> Record excerpts
BEGIN

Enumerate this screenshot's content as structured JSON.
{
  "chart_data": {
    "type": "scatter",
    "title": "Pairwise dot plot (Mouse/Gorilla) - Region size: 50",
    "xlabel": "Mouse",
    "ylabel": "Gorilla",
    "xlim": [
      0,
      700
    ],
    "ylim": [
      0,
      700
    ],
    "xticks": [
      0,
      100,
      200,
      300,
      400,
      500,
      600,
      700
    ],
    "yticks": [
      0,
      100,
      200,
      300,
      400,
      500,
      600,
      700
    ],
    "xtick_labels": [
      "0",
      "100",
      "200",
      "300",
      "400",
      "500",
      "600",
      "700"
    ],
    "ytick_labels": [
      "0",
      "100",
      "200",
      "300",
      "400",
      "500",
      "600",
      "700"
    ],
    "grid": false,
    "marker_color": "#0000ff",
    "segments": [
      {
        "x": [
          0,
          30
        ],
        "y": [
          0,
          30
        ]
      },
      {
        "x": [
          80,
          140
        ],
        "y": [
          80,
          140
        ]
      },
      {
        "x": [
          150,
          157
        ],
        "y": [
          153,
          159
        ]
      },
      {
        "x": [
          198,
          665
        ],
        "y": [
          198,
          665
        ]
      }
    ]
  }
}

END

> What you will do
Each line of the material must be restated exactly.

> Finished answer
Enumerate this screenshot's content as structured JSON.
{
  "chart_data": {
    "type": "scatter",
    "title": "Pairwise dot plot (Mouse/Gorilla) - Region size: 50",
    "xlabel": "Mouse",
    "ylabel": "Gorilla",
    "xlim": [
      0,
      700
    ],
    "ylim": [
      0,
      700
    ],
    "xticks": [
      0,
      100,
      200,
      300,
      400,
      500,
      600,
      700
    ],
    "yticks": [
      0,
      100,
      200,
      300,
      400,
      500,
      600,
      700
    ],
    "xtick_labels": [
      "0",
      "100",
      "200",
      "300",
      "400",
      "500",
      "600",
      "700"
    ],
    "ytick_labels": [
      "0",
      "100",
      "200",
      "300",
      "400",
      "500",
      "600",
      "700"
    ],
    "grid": false,
    "marker_color": "#0000ff",
    "segments": [
      {
        "x": [
          0,
          30
        ],
        "y": [
          0,
          30
        ]
      },
      {
        "x": [
          80,
          140
        ],
        "y": [
          80,
          140
        ]
      },
      {
        "x": [
          150,
          157
        ],
        "y": [
          153,
          159
        ]
      },
      {
        "x": [
          198,
          665
        ],
        "y": [
          198,
          665
        ]
      }
    ]
  }
}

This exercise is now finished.